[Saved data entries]
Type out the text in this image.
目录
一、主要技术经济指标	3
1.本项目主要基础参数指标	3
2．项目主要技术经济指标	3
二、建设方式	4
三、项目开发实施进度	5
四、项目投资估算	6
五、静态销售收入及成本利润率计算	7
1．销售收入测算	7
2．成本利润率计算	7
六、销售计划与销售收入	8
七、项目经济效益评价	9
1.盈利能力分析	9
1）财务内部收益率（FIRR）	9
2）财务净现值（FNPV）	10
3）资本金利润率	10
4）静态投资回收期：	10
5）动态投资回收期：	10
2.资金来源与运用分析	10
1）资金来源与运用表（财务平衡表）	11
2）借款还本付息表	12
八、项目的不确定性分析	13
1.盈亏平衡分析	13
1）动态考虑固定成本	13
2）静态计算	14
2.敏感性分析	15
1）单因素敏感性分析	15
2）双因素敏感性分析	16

--

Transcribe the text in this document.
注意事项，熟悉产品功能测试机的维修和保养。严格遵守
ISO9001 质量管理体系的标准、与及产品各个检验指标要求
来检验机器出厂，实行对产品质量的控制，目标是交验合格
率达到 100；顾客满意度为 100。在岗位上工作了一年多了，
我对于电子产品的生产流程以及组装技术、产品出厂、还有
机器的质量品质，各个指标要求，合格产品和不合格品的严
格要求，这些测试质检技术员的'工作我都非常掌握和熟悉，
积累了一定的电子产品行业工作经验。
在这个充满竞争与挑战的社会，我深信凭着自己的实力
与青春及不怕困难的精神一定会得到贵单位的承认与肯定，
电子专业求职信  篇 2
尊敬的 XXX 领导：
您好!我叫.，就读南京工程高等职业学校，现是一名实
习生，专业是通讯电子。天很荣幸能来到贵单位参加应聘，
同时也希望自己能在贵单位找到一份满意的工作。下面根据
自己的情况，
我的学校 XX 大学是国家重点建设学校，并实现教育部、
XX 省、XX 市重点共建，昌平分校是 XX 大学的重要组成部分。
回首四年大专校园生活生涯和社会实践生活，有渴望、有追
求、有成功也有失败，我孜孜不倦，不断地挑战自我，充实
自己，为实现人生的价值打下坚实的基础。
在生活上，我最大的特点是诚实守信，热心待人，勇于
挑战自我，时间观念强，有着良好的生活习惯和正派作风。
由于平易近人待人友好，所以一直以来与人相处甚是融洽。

> REQUIREMENT
Copy every line in the records above that contains the word "text".

> TASK OUTPUT
Type out the text in this image.
Transcribe the text in this document.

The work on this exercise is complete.